-- Start --

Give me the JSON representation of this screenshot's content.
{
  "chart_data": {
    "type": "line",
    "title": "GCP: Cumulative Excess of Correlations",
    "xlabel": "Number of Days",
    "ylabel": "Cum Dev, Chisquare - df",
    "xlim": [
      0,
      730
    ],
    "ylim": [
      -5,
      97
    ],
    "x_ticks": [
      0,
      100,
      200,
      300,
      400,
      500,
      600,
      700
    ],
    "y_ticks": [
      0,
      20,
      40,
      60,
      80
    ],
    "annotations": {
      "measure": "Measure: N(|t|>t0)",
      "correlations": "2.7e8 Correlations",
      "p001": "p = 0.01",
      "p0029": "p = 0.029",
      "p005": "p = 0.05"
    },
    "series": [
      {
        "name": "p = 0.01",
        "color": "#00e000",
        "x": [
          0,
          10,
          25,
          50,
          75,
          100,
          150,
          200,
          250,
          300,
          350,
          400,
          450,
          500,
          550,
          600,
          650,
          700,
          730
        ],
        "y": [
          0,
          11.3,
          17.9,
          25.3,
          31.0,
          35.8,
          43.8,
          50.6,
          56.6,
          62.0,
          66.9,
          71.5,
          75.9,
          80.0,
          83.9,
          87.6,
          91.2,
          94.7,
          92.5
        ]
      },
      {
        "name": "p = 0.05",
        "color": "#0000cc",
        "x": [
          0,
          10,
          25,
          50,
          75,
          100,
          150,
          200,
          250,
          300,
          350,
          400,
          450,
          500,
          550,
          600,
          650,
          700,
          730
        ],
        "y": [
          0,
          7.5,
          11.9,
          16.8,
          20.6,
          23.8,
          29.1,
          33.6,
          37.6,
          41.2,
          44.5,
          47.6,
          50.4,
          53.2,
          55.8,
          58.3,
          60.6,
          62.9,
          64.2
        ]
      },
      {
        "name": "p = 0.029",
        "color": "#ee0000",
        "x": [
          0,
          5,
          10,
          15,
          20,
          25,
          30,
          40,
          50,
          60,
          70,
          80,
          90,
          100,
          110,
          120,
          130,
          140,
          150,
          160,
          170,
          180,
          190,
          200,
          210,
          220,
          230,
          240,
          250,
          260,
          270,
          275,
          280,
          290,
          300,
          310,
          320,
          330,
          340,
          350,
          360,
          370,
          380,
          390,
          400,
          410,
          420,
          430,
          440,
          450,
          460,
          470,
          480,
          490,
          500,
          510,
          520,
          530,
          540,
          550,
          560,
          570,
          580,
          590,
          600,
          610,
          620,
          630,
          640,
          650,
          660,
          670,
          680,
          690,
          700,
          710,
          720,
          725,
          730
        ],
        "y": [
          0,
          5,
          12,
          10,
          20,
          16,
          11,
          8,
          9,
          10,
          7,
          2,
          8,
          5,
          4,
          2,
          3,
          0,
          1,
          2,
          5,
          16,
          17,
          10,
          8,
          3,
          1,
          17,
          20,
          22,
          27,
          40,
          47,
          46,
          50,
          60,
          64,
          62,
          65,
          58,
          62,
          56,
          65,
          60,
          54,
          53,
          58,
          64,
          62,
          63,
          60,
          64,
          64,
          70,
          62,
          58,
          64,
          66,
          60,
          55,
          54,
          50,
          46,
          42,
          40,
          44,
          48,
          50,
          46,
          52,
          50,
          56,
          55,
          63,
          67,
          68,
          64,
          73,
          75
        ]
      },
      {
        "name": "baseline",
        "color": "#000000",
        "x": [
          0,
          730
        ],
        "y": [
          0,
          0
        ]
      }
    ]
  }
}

-- End --

**WHAT THIS TASK INVOLVES**
Pick out each line that holds the string "name".

**FINAL ANSWER**
        "name": "p = 0.01",
        "name": "p = 0.05",
        "name": "p = 0.029",
        "name": "baseline",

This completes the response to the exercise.